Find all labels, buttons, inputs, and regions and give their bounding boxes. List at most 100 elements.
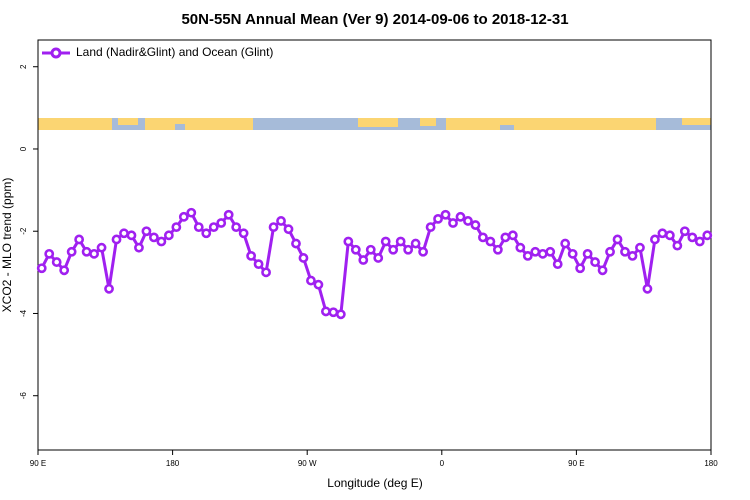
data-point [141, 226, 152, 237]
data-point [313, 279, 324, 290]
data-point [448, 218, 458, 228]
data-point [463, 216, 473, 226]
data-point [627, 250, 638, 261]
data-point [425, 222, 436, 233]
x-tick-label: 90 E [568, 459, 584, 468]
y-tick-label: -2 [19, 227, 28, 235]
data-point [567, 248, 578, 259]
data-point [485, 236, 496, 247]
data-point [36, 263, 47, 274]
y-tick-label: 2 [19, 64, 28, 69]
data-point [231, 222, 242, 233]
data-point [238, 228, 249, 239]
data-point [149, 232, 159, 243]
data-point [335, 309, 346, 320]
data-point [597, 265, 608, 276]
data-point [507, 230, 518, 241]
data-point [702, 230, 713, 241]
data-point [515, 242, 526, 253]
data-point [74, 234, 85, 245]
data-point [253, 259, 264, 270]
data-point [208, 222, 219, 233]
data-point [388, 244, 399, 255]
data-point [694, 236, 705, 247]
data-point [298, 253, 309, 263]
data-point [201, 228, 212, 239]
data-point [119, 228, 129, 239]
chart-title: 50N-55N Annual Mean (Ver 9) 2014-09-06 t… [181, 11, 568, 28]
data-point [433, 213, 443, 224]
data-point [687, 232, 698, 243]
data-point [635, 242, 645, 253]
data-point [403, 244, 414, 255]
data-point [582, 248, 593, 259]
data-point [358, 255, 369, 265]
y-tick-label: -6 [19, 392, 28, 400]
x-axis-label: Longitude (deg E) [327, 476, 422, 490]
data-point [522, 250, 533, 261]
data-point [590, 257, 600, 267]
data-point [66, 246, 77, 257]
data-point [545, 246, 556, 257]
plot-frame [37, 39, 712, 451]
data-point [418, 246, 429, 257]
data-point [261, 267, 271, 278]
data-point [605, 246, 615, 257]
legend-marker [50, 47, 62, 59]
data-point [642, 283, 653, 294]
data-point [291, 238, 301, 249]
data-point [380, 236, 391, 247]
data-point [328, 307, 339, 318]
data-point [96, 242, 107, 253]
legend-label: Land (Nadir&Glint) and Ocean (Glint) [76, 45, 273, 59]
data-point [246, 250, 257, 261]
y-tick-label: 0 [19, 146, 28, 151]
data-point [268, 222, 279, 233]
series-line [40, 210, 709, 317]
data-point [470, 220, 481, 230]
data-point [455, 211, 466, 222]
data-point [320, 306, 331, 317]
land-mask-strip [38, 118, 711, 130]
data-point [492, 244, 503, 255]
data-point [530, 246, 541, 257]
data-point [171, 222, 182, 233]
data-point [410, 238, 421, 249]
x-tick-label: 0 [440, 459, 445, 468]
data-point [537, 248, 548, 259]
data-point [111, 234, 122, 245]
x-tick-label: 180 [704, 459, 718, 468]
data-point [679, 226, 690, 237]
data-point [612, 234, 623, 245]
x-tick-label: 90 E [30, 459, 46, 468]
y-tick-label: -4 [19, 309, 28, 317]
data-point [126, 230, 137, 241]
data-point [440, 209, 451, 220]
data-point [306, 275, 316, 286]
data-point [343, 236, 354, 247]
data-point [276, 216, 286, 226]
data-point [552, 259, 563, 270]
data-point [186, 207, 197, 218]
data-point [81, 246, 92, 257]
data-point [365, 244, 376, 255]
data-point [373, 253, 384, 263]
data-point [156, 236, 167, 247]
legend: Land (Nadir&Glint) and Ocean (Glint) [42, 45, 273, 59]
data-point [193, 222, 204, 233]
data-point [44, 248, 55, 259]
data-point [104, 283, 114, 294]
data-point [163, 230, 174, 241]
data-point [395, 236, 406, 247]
-----
TASK BRIEF :: Reproduce all of the entries above, substituting "box coordinates" for every occurrence of "bounding boxes" and keeping everything else unchanged. Omit the pictures from your answer.

CORRECT OUTPUT ::
Find all labels, buttons, inputs, and regions and give their box coordinates. List at most 100 elements.
data-point [141, 226, 152, 237]
data-point [313, 279, 324, 290]
data-point [448, 218, 458, 228]
data-point [463, 216, 473, 226]
data-point [627, 250, 638, 261]
data-point [425, 222, 436, 233]
x-tick-label: 90 E [568, 459, 584, 468]
y-tick-label: -2 [19, 227, 28, 235]
data-point [567, 248, 578, 259]
data-point [485, 236, 496, 247]
data-point [36, 263, 47, 274]
y-tick-label: 2 [19, 64, 28, 69]
data-point [231, 222, 242, 233]
data-point [238, 228, 249, 239]
data-point [149, 232, 159, 243]
data-point [335, 309, 346, 320]
data-point [597, 265, 608, 276]
data-point [507, 230, 518, 241]
data-point [702, 230, 713, 241]
data-point [515, 242, 526, 253]
data-point [74, 234, 85, 245]
data-point [253, 259, 264, 270]
data-point [208, 222, 219, 233]
data-point [388, 244, 399, 255]
data-point [694, 236, 705, 247]
data-point [298, 253, 309, 263]
data-point [201, 228, 212, 239]
data-point [119, 228, 129, 239]
chart-title: 50N-55N Annual Mean (Ver 9) 2014-09-06 t… [181, 11, 568, 28]
data-point [433, 213, 443, 224]
data-point [687, 232, 698, 243]
data-point [635, 242, 645, 253]
data-point [403, 244, 414, 255]
data-point [582, 248, 593, 259]
data-point [358, 255, 369, 265]
y-tick-label: -6 [19, 392, 28, 400]
x-axis-label: Longitude (deg E) [327, 476, 422, 490]
data-point [522, 250, 533, 261]
data-point [590, 257, 600, 267]
data-point [66, 246, 77, 257]
data-point [545, 246, 556, 257]
plot-frame [37, 39, 712, 451]
data-point [418, 246, 429, 257]
data-point [261, 267, 271, 278]
data-point [605, 246, 615, 257]
legend-marker [50, 47, 62, 59]
data-point [642, 283, 653, 294]
data-point [291, 238, 301, 249]
data-point [380, 236, 391, 247]
data-point [328, 307, 339, 318]
data-point [96, 242, 107, 253]
legend-label: Land (Nadir&Glint) and Ocean (Glint) [76, 45, 273, 59]
data-point [246, 250, 257, 261]
y-tick-label: 0 [19, 146, 28, 151]
data-point [268, 222, 279, 233]
series-line [40, 210, 709, 317]
data-point [470, 220, 481, 230]
data-point [455, 211, 466, 222]
data-point [320, 306, 331, 317]
land-mask-strip [38, 118, 711, 130]
data-point [492, 244, 503, 255]
data-point [530, 246, 541, 257]
data-point [171, 222, 182, 233]
data-point [410, 238, 421, 249]
x-tick-label: 0 [440, 459, 445, 468]
data-point [537, 248, 548, 259]
data-point [111, 234, 122, 245]
x-tick-label: 180 [704, 459, 718, 468]
data-point [679, 226, 690, 237]
data-point [612, 234, 623, 245]
x-tick-label: 90 E [30, 459, 46, 468]
y-tick-label: -4 [19, 309, 28, 317]
data-point [126, 230, 137, 241]
data-point [440, 209, 451, 220]
data-point [306, 275, 316, 286]
data-point [343, 236, 354, 247]
data-point [276, 216, 286, 226]
data-point [552, 259, 563, 270]
data-point [186, 207, 197, 218]
data-point [81, 246, 92, 257]
data-point [365, 244, 376, 255]
data-point [373, 253, 384, 263]
data-point [156, 236, 167, 247]
legend: Land (Nadir&Glint) and Ocean (Glint) [42, 45, 273, 59]
data-point [193, 222, 204, 233]
data-point [44, 248, 55, 259]
data-point [104, 283, 114, 294]
data-point [163, 230, 174, 241]
data-point [395, 236, 406, 247]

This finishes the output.